■ Instructions for the task ■
All lines in the data bearing the string "Humidity" should be identified and copied.

■ Supplied entries ■
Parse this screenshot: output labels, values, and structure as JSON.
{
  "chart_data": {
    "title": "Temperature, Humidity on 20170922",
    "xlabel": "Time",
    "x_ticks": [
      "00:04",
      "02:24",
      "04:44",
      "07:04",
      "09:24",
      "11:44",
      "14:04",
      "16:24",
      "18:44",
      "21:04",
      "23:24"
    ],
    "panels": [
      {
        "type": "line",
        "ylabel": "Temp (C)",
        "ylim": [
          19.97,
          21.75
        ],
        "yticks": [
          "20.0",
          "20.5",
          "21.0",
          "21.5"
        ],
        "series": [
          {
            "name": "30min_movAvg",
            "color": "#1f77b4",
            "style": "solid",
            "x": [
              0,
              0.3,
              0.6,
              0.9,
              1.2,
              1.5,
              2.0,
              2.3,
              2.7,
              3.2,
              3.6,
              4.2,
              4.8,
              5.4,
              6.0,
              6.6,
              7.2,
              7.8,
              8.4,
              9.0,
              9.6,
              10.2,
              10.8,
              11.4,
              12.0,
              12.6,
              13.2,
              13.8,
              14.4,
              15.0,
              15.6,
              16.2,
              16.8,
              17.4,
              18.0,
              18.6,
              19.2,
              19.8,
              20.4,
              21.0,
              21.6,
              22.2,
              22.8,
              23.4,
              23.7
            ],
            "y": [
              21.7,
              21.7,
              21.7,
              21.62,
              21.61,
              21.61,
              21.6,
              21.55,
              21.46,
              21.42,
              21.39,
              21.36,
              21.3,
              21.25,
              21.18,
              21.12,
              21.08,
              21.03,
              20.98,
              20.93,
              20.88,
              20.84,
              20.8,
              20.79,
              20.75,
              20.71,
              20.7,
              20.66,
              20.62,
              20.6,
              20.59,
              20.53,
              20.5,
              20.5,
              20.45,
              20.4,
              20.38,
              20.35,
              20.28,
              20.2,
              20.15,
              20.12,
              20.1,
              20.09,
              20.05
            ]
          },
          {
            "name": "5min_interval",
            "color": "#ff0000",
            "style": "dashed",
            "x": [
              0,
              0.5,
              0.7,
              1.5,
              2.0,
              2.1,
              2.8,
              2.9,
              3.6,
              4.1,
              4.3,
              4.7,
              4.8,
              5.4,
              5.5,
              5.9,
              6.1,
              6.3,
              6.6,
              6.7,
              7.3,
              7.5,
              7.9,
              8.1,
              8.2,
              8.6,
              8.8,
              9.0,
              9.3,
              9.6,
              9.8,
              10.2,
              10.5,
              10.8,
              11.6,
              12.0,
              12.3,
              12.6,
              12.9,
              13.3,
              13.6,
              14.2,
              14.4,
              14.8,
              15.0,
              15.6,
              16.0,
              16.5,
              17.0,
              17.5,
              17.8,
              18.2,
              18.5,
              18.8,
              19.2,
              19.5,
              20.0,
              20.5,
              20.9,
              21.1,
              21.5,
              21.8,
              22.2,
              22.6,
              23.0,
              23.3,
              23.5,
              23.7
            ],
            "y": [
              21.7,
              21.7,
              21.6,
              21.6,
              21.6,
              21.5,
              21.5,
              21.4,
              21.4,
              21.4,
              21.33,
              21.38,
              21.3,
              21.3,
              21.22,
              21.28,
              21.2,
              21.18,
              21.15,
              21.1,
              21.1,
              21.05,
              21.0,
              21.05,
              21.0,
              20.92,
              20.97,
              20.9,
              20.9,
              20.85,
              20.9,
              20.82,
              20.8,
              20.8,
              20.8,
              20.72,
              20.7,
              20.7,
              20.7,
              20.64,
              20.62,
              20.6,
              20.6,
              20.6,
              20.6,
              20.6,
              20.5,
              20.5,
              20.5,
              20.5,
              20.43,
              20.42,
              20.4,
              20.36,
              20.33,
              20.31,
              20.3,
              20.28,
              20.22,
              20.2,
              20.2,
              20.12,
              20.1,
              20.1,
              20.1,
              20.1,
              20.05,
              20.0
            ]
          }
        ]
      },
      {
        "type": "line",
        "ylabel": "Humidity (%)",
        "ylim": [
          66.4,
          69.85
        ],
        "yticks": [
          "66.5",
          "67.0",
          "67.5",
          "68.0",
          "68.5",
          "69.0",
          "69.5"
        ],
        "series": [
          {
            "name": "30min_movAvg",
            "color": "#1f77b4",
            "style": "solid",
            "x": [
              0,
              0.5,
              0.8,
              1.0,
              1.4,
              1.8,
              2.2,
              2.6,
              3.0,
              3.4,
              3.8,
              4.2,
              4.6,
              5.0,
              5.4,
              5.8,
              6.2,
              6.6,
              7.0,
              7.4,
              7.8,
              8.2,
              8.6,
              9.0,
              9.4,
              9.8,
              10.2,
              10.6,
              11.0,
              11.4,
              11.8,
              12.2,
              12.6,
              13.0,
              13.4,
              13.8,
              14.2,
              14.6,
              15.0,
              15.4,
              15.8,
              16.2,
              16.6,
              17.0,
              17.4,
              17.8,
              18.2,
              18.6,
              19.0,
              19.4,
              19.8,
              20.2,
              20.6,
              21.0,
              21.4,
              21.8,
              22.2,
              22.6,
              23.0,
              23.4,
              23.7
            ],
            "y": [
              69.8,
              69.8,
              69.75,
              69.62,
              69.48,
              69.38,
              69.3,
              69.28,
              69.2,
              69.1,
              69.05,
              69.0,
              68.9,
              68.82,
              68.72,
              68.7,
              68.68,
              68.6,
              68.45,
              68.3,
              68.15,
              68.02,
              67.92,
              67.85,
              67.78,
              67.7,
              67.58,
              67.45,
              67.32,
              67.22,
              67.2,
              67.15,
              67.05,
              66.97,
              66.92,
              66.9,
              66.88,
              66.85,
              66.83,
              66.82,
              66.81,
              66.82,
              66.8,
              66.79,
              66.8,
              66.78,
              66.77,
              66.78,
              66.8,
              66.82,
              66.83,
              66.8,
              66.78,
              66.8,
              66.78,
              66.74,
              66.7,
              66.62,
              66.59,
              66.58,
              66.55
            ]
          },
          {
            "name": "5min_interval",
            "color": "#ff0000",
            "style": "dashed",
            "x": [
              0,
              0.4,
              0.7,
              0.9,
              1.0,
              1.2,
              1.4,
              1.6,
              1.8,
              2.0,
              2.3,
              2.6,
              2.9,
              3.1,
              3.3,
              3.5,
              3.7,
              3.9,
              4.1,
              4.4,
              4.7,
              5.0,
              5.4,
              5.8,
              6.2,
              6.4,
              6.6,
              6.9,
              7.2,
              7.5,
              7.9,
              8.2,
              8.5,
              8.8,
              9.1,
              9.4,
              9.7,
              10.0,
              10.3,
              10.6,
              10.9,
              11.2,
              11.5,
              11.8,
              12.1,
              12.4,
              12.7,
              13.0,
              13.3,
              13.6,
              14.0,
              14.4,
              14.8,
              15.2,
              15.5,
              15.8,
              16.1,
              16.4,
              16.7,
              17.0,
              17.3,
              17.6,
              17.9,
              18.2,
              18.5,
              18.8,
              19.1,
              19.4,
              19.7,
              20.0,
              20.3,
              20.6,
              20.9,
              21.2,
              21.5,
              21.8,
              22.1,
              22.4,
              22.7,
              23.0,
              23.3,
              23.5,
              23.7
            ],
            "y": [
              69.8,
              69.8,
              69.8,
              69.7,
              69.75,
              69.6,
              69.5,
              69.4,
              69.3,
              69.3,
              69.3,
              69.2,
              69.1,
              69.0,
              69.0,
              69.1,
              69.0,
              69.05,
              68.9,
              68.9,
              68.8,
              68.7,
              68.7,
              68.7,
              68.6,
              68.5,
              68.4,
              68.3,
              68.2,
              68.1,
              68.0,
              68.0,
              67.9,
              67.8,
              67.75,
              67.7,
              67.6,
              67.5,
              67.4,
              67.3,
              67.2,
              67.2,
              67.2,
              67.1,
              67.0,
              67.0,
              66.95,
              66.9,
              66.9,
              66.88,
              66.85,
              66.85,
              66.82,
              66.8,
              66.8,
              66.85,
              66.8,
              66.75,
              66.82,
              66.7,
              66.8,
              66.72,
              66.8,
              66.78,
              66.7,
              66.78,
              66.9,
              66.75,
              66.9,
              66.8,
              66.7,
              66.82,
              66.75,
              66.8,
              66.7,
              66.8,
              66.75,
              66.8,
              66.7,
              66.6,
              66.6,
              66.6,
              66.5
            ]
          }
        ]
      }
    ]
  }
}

■ Answer to the exercise ■
    "title": "Temperature, Humidity on 20170922",
        "ylabel": "Humidity (%)",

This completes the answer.